> Exercise description: Give the number of lines that contain the string "جميع", and nothing else.

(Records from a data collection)
+ + + +

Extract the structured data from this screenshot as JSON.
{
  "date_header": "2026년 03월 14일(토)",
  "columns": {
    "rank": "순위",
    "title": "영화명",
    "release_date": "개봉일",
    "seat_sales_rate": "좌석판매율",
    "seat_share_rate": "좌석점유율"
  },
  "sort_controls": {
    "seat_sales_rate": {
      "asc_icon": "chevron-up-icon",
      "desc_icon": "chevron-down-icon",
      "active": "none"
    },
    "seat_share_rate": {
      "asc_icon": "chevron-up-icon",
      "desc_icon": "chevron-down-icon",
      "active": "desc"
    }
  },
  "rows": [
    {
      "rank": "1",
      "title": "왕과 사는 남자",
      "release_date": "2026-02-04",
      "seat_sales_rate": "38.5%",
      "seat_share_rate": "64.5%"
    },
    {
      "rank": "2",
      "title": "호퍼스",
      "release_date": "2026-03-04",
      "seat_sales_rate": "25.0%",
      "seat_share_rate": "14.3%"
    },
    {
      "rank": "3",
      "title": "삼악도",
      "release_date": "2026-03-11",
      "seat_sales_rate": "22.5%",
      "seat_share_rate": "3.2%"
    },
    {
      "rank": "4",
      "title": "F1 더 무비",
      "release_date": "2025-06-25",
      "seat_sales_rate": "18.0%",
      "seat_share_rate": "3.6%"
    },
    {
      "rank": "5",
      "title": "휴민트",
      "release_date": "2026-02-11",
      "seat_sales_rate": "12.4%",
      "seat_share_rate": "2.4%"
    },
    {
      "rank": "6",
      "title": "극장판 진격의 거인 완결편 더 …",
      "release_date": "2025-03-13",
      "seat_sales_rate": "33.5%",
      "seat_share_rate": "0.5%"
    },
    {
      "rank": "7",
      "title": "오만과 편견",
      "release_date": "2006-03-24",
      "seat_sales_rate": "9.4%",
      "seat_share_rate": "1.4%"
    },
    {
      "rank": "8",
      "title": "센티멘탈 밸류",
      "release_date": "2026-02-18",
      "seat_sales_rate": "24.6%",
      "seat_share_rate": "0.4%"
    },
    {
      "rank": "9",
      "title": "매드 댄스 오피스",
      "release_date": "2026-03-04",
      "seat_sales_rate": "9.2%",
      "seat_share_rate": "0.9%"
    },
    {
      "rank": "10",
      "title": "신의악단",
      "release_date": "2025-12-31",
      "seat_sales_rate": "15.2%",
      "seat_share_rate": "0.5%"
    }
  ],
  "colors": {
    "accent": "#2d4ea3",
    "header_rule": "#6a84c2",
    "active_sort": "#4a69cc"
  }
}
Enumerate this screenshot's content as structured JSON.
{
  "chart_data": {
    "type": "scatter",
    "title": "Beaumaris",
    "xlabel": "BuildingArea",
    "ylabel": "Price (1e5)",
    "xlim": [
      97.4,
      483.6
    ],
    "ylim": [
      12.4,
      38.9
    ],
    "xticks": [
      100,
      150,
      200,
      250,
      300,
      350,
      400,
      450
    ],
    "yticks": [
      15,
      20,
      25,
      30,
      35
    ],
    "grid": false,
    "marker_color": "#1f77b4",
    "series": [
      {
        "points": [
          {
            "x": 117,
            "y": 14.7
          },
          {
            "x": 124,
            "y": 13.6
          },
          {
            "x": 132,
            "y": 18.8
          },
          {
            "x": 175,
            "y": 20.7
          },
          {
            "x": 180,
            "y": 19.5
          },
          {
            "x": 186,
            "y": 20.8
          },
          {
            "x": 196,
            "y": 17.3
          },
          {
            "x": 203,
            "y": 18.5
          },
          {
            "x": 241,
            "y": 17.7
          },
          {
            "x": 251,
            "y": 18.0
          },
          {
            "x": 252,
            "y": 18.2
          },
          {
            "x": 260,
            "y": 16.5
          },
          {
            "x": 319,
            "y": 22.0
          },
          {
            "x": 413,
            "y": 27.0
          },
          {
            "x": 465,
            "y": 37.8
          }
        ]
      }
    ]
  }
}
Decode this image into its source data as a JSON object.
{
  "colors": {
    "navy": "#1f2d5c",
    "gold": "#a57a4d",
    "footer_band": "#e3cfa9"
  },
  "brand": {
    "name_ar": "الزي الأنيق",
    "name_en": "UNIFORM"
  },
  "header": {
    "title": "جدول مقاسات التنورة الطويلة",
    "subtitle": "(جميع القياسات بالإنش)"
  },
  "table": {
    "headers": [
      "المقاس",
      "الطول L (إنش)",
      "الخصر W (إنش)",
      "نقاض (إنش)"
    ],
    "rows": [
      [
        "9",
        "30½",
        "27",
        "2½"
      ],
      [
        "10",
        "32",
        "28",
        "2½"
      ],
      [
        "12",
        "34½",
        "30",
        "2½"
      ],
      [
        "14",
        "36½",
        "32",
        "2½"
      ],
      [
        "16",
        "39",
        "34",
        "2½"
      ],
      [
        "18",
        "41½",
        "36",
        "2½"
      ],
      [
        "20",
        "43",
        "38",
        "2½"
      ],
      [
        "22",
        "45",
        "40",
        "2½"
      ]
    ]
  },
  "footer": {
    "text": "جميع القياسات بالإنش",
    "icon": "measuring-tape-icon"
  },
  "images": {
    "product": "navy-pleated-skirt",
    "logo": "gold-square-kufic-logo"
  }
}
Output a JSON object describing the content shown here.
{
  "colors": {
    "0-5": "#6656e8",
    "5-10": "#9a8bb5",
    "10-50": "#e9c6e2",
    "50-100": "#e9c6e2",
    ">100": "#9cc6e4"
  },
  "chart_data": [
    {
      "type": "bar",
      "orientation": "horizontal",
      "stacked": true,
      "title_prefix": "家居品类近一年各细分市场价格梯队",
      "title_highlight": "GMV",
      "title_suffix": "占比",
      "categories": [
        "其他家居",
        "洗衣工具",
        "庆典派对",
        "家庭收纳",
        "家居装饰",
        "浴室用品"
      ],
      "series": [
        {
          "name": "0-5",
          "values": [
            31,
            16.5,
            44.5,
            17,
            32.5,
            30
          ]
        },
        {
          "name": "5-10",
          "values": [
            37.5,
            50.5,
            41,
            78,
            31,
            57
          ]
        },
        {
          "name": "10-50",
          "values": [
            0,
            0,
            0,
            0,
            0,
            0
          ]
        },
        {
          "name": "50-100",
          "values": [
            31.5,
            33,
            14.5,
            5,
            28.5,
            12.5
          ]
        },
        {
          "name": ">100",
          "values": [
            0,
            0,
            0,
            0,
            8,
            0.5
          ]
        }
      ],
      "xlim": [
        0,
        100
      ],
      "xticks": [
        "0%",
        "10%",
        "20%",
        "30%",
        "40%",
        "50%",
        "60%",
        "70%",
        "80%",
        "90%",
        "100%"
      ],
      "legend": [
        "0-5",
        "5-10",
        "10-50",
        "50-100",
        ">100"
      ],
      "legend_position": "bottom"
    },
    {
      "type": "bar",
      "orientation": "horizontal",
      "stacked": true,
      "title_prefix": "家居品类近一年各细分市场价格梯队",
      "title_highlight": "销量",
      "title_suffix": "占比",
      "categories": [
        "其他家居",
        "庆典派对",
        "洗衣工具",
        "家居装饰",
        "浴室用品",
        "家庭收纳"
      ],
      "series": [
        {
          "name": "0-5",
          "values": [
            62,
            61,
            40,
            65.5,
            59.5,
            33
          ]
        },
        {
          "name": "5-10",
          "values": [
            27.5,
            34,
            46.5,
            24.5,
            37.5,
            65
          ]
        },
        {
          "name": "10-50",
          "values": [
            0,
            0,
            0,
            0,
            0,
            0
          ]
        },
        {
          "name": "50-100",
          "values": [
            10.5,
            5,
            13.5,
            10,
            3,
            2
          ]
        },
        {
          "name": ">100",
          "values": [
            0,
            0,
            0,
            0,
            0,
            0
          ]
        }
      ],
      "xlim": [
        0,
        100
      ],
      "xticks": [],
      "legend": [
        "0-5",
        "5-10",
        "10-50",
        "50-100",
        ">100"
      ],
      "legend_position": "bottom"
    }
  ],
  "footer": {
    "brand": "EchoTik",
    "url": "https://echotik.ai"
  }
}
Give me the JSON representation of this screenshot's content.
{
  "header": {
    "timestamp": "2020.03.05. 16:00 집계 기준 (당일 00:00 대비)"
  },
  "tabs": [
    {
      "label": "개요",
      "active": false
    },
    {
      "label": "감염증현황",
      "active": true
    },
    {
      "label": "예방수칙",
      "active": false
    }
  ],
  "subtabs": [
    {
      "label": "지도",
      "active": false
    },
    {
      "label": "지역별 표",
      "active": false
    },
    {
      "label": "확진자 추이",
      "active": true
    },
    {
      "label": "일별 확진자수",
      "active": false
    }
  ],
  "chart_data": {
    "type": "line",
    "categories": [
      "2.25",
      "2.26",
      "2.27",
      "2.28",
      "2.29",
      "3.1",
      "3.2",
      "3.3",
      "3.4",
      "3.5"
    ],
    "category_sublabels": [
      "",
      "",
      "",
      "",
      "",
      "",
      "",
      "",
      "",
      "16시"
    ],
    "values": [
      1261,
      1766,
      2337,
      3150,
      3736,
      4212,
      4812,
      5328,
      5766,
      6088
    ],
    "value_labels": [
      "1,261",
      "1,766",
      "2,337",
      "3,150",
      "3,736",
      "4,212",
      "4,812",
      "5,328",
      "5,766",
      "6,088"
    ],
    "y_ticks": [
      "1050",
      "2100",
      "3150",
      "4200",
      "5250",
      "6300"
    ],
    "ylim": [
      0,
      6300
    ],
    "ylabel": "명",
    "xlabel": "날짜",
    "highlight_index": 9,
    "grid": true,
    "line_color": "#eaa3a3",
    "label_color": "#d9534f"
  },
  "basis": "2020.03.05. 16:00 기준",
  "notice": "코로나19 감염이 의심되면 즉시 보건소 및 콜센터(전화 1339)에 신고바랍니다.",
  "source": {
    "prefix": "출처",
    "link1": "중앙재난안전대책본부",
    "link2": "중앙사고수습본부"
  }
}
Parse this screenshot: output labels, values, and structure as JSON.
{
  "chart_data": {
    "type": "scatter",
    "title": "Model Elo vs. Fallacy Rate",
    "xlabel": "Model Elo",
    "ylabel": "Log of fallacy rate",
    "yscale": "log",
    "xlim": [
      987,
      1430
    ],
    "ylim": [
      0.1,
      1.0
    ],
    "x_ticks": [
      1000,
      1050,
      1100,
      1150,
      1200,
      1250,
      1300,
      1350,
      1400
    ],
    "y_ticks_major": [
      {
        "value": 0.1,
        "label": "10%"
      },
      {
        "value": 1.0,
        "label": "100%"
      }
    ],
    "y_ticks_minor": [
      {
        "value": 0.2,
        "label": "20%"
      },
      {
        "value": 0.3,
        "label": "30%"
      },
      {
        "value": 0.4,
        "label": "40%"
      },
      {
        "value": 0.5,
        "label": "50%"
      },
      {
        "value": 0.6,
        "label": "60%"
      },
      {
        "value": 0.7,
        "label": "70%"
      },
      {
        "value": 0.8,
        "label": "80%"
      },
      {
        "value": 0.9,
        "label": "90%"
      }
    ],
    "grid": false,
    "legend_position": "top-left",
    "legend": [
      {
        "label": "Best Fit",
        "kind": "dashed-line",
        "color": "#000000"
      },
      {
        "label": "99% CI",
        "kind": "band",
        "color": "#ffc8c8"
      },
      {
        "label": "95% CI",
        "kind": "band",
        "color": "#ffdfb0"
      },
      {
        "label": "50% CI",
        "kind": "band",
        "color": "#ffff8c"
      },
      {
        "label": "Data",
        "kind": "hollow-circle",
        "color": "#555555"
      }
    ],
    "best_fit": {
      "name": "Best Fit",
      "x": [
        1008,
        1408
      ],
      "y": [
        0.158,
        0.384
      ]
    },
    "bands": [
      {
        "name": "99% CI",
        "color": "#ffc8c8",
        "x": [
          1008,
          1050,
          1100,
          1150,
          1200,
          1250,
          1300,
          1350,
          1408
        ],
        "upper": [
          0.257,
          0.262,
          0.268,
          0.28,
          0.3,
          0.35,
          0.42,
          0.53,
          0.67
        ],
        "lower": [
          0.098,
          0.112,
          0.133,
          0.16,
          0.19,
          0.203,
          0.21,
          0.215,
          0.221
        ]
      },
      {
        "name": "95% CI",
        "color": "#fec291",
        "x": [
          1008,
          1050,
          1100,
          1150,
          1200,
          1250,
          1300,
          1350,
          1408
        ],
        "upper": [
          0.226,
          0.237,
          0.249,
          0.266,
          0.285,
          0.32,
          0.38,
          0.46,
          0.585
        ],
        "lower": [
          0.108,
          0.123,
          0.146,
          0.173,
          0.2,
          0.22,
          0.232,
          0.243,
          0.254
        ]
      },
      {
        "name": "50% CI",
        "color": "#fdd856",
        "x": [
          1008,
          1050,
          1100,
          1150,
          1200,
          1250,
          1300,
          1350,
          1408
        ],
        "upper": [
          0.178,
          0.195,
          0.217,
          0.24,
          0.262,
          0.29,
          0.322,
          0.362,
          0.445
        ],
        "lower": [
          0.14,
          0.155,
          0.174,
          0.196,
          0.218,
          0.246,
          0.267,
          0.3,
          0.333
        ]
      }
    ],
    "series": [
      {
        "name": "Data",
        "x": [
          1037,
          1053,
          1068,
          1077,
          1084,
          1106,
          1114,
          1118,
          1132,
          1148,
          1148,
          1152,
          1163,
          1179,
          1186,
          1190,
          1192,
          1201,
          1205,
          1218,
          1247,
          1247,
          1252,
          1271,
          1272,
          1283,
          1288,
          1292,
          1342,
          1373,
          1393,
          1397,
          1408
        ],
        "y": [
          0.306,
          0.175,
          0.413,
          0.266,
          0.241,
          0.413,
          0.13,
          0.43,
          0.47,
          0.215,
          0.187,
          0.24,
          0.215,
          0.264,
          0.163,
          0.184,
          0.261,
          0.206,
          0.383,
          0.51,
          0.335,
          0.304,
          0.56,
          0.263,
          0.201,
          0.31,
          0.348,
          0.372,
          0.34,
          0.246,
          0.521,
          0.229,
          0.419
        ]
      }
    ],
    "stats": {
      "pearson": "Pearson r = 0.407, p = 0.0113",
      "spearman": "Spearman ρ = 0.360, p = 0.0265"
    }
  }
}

+ + + +

> Solved exercise: 2